The entries below contain pictures. Retype everything except those pictures, exactly as given.

• TASK INPUTS:
* * * *

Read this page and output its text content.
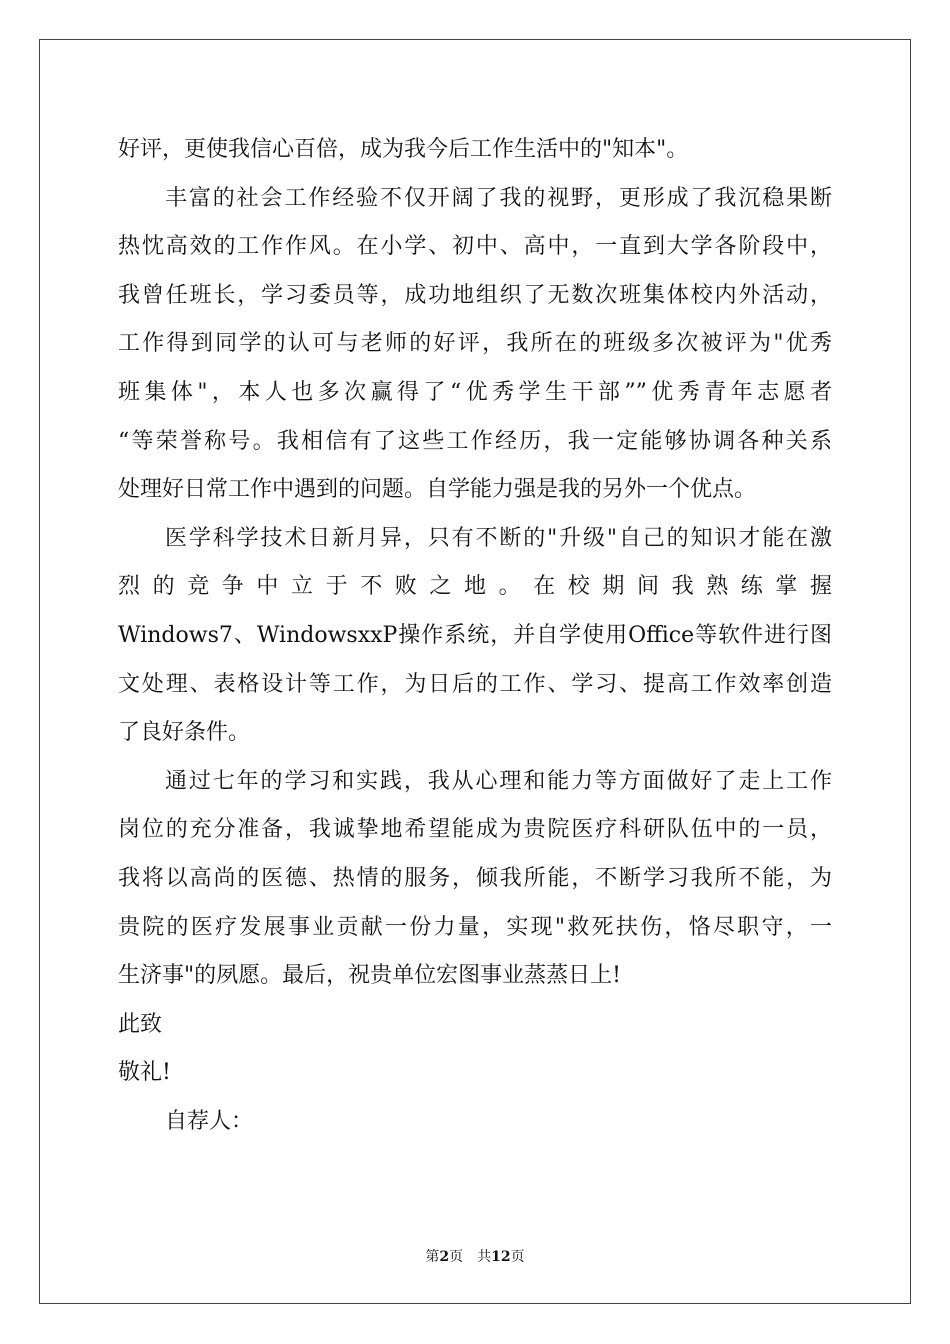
好评，更使我信心百倍，成为我今后工作生活中的"知本"。
丰富的社会工作经验不仅开阔了我的视野，更形成了我沉稳果断
热忱高效的工作作风。在小学、初中、高中，一直到大学各阶段中，
我曾任班长，学习委员等，成功地组织了无数次班集体校内外活动，
工作得到同学的认可与老师的好评，我所在的班级多次被评为"优秀
班集体"，本人也多次赢得了“优秀学生干部””优秀青年志愿者
“等荣誉称号。我相信有了这些工作经历，我一定能够协调各种关系
处理好日常工作中遇到的问题。自学能力强是我的另外一个优点。
医学科学技术日新月异，只有不断的"升级"自己的知识才能在激
烈的竞争中立于不败之地。在校期间我熟练掌握
Windows7、WindowsxxP操作系统，并自学使用Office等软件进行图
文处理、表格设计等工作，为日后的工作、学习、提高工作效率创造
了良好条件。
通过七年的学习和实践，我从心理和能力等方面做好了走上工作
岗位的充分准备，我诚挚地希望能成为贵院医疗科研队伍中的一员，
我将以高尚的医德、热情的服务，倾我所能，不断学习我所不能，为
贵院的医疗发展事业贡献一份力量，实现"救死扶伤，恪尽职守，一
生济事"的夙愿。最后，祝贵单位宏图事业蒸蒸日上!
此致
敬礼!
自荐人：
第2页　共12页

* * * *

• TASK RESULT:
Read this page and output its text content.
好评，更使我信心百倍，成为我今后工作生活中的"知本"。
丰富的社会工作经验不仅开阔了我的视野，更形成了我沉稳果断
热忱高效的工作作风。在小学、初中、高中，一直到大学各阶段中，
我曾任班长，学习委员等，成功地组织了无数次班集体校内外活动，
工作得到同学的认可与老师的好评，我所在的班级多次被评为"优秀
班集体"，本人也多次赢得了“优秀学生干部””优秀青年志愿者
“等荣誉称号。我相信有了这些工作经历，我一定能够协调各种关系
处理好日常工作中遇到的问题。自学能力强是我的另外一个优点。
医学科学技术日新月异，只有不断的"升级"自己的知识才能在激
烈的竞争中立于不败之地。在校期间我熟练掌握
Windows7、WindowsxxP操作系统，并自学使用Office等软件进行图
文处理、表格设计等工作，为日后的工作、学习、提高工作效率创造
了良好条件。
通过七年的学习和实践，我从心理和能力等方面做好了走上工作
岗位的充分准备，我诚挚地希望能成为贵院医疗科研队伍中的一员，
我将以高尚的医德、热情的服务，倾我所能，不断学习我所不能，为
贵院的医疗发展事业贡献一份力量，实现"救死扶伤，恪尽职守，一
生济事"的夙愿。最后，祝贵单位宏图事业蒸蒸日上!
此致
敬礼!
自荐人：
第2页　共12页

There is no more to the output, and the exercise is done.